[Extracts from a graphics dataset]
#####

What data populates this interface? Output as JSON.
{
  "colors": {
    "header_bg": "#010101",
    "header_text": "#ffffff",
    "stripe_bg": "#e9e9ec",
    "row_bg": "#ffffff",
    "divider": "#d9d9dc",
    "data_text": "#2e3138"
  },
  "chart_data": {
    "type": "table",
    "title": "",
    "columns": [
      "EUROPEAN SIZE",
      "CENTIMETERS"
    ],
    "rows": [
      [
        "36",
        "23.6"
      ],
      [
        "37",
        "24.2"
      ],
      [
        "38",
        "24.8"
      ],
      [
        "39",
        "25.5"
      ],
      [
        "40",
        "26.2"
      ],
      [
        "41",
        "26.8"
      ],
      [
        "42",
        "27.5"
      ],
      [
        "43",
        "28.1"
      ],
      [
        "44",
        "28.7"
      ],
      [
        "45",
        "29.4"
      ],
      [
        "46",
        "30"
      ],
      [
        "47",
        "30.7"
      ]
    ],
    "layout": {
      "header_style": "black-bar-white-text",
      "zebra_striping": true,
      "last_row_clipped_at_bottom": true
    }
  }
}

#####

#### Your instructions:
Repeat the entries shown above, every one, word for word.

#### Exercise result:
What data populates this interface? Output as JSON.
{
  "colors": {
    "header_bg": "#010101",
    "header_text": "#ffffff",
    "stripe_bg": "#e9e9ec",
    "row_bg": "#ffffff",
    "divider": "#d9d9dc",
    "data_text": "#2e3138"
  },
  "chart_data": {
    "type": "table",
    "title": "",
    "columns": [
      "EUROPEAN SIZE",
      "CENTIMETERS"
    ],
    "rows": [
      [
        "36",
        "23.6"
      ],
      [
        "37",
        "24.2"
      ],
      [
        "38",
        "24.8"
      ],
      [
        "39",
        "25.5"
      ],
      [
        "40",
        "26.2"
      ],
      [
        "41",
        "26.8"
      ],
      [
        "42",
        "27.5"
      ],
      [
        "43",
        "28.1"
      ],
      [
        "44",
        "28.7"
      ],
      [
        "45",
        "29.4"
      ],
      [
        "46",
        "30"
      ],
      [
        "47",
        "30.7"
      ]
    ],
    "layout": {
      "header_style": "black-bar-white-text",
      "zebra_striping": true,
      "last_row_clipped_at_bottom": true
    }
  }
}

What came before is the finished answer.